-- REQUIREMENTS --
Quote each line of the material verbatim, without the pictures.

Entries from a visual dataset
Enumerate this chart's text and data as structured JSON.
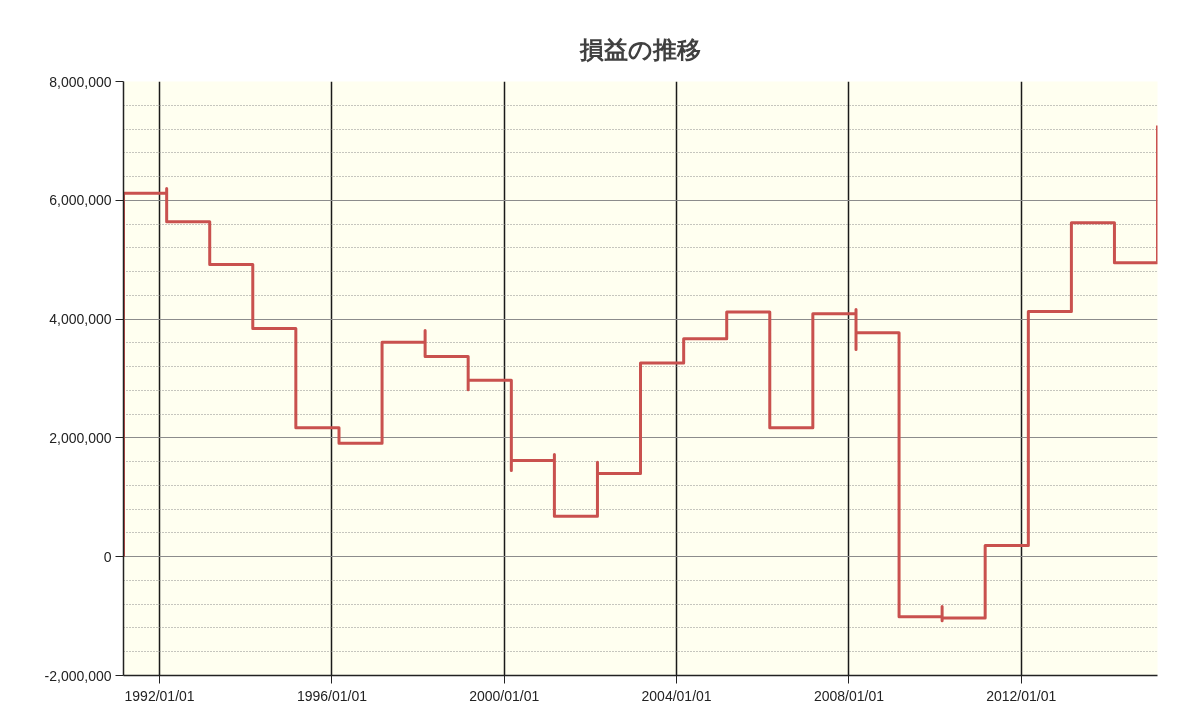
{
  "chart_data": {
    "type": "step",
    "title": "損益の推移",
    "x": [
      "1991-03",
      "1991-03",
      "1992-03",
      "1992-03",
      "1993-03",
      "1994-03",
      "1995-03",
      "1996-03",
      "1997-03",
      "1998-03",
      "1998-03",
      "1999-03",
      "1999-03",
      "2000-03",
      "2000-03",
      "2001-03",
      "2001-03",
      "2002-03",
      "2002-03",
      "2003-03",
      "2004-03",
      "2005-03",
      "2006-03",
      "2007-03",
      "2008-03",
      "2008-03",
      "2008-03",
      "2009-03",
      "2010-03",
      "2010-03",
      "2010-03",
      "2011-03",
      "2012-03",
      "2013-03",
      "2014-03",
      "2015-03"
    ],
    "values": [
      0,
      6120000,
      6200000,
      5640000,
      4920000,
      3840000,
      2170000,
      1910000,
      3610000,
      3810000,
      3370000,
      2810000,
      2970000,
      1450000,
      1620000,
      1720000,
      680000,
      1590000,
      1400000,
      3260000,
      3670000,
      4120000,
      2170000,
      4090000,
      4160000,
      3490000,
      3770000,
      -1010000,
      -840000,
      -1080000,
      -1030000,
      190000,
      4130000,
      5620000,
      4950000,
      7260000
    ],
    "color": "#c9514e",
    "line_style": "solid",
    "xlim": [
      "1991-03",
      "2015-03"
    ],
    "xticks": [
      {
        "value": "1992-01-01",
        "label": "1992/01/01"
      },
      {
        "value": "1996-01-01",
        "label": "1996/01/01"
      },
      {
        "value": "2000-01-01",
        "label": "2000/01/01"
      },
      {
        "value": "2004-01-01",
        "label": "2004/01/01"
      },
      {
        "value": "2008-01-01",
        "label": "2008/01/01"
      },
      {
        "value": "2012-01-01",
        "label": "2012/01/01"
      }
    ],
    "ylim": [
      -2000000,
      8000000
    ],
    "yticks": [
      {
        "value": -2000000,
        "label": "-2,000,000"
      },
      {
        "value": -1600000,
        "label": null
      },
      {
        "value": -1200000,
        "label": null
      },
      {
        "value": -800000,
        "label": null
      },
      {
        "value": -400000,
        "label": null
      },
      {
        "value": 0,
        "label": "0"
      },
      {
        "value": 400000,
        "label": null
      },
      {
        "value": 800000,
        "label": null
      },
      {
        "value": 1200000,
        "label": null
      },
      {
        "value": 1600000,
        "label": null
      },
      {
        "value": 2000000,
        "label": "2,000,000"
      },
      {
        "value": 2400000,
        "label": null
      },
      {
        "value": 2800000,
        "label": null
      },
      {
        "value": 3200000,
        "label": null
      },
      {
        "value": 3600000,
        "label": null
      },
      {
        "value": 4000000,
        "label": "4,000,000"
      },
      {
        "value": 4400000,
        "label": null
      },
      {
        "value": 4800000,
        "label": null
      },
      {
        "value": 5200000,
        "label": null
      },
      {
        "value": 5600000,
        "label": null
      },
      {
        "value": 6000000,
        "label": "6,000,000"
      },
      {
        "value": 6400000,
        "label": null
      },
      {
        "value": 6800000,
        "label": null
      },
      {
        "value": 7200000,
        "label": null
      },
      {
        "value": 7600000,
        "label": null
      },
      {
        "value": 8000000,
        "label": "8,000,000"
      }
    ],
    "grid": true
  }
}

-- TASK SOLUTION --
Enumerate this chart's text and data as structured JSON.
{
  "chart_data": {
    "type": "step",
    "title": "損益の推移",
    "x": [
      "1991-03",
      "1991-03",
      "1992-03",
      "1992-03",
      "1993-03",
      "1994-03",
      "1995-03",
      "1996-03",
      "1997-03",
      "1998-03",
      "1998-03",
      "1999-03",
      "1999-03",
      "2000-03",
      "2000-03",
      "2001-03",
      "2001-03",
      "2002-03",
      "2002-03",
      "2003-03",
      "2004-03",
      "2005-03",
      "2006-03",
      "2007-03",
      "2008-03",
      "2008-03",
      "2008-03",
      "2009-03",
      "2010-03",
      "2010-03",
      "2010-03",
      "2011-03",
      "2012-03",
      "2013-03",
      "2014-03",
      "2015-03"
    ],
    "values": [
      0,
      6120000,
      6200000,
      5640000,
      4920000,
      3840000,
      2170000,
      1910000,
      3610000,
      3810000,
      3370000,
      2810000,
      2970000,
      1450000,
      1620000,
      1720000,
      680000,
      1590000,
      1400000,
      3260000,
      3670000,
      4120000,
      2170000,
      4090000,
      4160000,
      3490000,
      3770000,
      -1010000,
      -840000,
      -1080000,
      -1030000,
      190000,
      4130000,
      5620000,
      4950000,
      7260000
    ],
    "color": "#c9514e",
    "line_style": "solid",
    "xlim": [
      "1991-03",
      "2015-03"
    ],
    "xticks": [
      {
        "value": "1992-01-01",
        "label": "1992/01/01"
      },
      {
        "value": "1996-01-01",
        "label": "1996/01/01"
      },
      {
        "value": "2000-01-01",
        "label": "2000/01/01"
      },
      {
        "value": "2004-01-01",
        "label": "2004/01/01"
      },
      {
        "value": "2008-01-01",
        "label": "2008/01/01"
      },
      {
        "value": "2012-01-01",
        "label": "2012/01/01"
      }
    ],
    "ylim": [
      -2000000,
      8000000
    ],
    "yticks": [
      {
        "value": -2000000,
        "label": "-2,000,000"
      },
      {
        "value": -1600000,
        "label": null
      },
      {
        "value": -1200000,
        "label": null
      },
      {
        "value": -800000,
        "label": null
      },
      {
        "value": -400000,
        "label": null
      },
      {
        "value": 0,
        "label": "0"
      },
      {
        "value": 400000,
        "label": null
      },
      {
        "value": 800000,
        "label": null
      },
      {
        "value": 1200000,
        "label": null
      },
      {
        "value": 1600000,
        "label": null
      },
      {
        "value": 2000000,
        "label": "2,000,000"
      },
      {
        "value": 2400000,
        "label": null
      },
      {
        "value": 2800000,
        "label": null
      },
      {
        "value": 3200000,
        "label": null
      },
      {
        "value": 3600000,
        "label": null
      },
      {
        "value": 4000000,
        "label": "4,000,000"
      },
      {
        "value": 4400000,
        "label": null
      },
      {
        "value": 4800000,
        "label": null
      },
      {
        "value": 5200000,
        "label": null
      },
      {
        "value": 5600000,
        "label": null
      },
      {
        "value": 6000000,
        "label": "6,000,000"
      },
      {
        "value": 6400000,
        "label": null
      },
      {
        "value": 6800000,
        "label": null
      },
      {
        "value": 7200000,
        "label": null
      },
      {
        "value": 7600000,
        "label": null
      },
      {
        "value": 8000000,
        "label": "8,000,000"
      }
    ],
    "grid": true
  }
}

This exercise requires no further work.